PROBLEMA DA RISOLVERE - Nel brano sulla prescrizione, qual è il termine massimo di prescrizione considerando i fatti interruttivi, e da quale giorno decorre?

BRANO FORNITO -
Tanto premesso, occorre considerare che, laddove si prendessero in considerazione – ai fini della determinazione del tempo necessario a prescrivere le disposizioni applicabili al momento dell’evento – morte (sulla base della regola stabilita dall’art. 158 c.p., che prende a riferimento come dies a quo per la decorrenza della prescrizione il giorno della consumazione dei singoli reati), occorrerebbe in astratto distinguere fra i decessi verificatisi sotto il vigore della legge ex Cirielli (ossia dall’8 dicembre 2005) e quelli verificatisi in epoca antecedente.
In relazione ai primi, non sarebbe possibile tenere conto della concessione delle attenuanti generiche, ma solo del raddoppio del termine, di cui all’art. 157 c.p., comma 6, (che porterebbe così il tempo minimo necessario a prescrivere a 12 anni, che diventerebbero 15 per l’aumento di un quarto di cui all’art. 161 c.p., comma 2, dovuto ai fatti interruttivi.
In relazione ai secondi, la concessione delle attenuanti generiche equivalenti assumerebbe invece rilievo, ma non comporterebbe alcuna diminuzione nel termine di prescrizione in allora vigente, giacché l’equivalenza delle circostanze non incide nella specie sul massimo edittale. Con la conseguenza che, rimanendo quest’ultimo fissato in cinque anni, il tempo necessario a prescrivere secondo la normativa ante Cirielli sarebbe nel minimo di 10 anni, con l’aumento della metà (ossia fino a 15 anni) per effetto dei fatti interruttivi, secondo le regole in allora vigenti.
Nel caso in cui, invece, si ritenesse di prendere a riferimento in tutti i casi la normativa in tema di prescrizione vigente al tempo delle condotte contestate agli imputati, varrebbero per tutti i reati le regole da ultimo citate (ossia termine minimo di prescrizione di 10 anni, aumentato a 15 per i fatti interruttivi).
In definitiva, il termine massimo di prescrizione (considerati i fatti interruttivi) è, in tutti i casi, pari a quindici anni, decorrenti ex art. 158 c.p. dal giorno di consumazione dei singoli reati: e, dunque, per ciascuna delle vittime, dal giorno del decesso.
In tutti i casi, inoltre, non si considerano periodi di sospensione del corso della prescrizione, salvo quelli di cui al D.L. n. 18 del 2020, art. 83 convertito con L. 27/2020, riferiti all’emergenza sanitaria da coronavirus: riguardo ai quali, peraltro, la compiuta determinazione è soggetta al vaglio della Corte Costituzionale, che a seguito di ordinanza di rimessione pronunziata dalle Sezioni Unite della Corte il 24 settembre scorso – si pronuncerà il 18 novembre prossimo, con particolare riguardo alla questione di legittimità riferita alla sospensione del termine di prescrizione di cui alla L. n. 27 del 2020, art. 83, comma 3-bis; di tal che in relazione a nessuna delle date di decesso delle persone offese è ad oggi possibile dichiarare l’estinzione del reato.

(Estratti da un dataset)

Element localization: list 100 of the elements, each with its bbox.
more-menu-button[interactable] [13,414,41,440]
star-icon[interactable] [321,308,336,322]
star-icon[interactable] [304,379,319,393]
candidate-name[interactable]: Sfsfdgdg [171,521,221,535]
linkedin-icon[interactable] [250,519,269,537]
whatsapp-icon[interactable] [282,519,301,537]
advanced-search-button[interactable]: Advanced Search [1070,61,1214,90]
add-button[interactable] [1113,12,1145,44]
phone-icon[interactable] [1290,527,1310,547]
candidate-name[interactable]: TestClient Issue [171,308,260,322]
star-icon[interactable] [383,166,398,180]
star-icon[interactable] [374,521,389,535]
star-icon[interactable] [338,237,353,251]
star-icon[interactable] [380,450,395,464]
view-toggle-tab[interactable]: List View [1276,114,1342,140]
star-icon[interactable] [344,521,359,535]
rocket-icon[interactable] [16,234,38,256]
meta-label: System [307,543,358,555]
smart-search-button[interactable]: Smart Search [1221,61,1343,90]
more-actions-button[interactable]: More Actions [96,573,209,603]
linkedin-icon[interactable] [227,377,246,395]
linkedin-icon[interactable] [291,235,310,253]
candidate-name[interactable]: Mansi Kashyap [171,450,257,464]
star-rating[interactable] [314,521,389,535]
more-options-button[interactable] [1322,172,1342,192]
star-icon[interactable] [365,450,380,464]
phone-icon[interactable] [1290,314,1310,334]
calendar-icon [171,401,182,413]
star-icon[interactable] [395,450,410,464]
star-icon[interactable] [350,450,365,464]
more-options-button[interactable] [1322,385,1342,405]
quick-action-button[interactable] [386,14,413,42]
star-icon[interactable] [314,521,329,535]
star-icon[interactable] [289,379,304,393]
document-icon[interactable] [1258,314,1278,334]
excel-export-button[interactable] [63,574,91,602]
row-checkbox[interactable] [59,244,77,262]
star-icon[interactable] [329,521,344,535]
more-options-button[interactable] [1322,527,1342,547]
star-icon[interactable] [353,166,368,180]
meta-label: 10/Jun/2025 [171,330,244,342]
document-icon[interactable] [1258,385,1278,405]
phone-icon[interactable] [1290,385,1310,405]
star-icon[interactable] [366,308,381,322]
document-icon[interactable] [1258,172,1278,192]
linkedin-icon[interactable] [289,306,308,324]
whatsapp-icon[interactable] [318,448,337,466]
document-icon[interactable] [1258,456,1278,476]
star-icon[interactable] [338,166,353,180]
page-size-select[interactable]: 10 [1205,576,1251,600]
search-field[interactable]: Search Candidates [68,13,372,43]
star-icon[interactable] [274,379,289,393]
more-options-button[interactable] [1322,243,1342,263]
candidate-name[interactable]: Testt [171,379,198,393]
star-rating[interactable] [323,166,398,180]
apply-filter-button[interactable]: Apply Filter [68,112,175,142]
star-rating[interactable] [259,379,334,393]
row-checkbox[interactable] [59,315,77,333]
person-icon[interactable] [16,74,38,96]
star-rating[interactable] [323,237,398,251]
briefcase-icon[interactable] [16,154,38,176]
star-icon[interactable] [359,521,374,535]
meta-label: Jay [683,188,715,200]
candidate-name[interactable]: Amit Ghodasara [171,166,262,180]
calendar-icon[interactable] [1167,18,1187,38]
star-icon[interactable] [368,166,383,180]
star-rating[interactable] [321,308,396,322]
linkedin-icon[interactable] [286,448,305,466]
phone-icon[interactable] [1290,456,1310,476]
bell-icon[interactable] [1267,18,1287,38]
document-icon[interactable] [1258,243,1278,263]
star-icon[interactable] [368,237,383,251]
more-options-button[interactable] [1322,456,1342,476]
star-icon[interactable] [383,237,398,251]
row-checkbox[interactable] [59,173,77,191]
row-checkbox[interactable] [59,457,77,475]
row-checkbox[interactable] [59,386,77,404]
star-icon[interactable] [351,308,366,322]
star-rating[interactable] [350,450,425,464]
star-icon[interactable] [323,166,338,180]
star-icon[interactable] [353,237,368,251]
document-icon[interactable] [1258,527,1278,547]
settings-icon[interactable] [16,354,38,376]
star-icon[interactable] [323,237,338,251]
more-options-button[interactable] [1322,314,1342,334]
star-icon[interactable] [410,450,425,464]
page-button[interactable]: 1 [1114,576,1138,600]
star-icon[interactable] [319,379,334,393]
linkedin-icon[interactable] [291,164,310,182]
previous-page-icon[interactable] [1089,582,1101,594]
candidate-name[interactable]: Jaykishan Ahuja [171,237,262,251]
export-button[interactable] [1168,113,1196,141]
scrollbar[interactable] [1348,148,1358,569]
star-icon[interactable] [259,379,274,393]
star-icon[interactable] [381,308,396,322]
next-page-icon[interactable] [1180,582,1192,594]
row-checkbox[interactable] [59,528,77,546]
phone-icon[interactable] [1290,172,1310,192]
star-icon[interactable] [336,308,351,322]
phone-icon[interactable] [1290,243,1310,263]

RISPOSTA AL PROBLEMA - È pari a quindici anni e decorre dal giorno di consumazione dei singoli reati, cioè, per ciascuna vittima, dal giorno del decesso.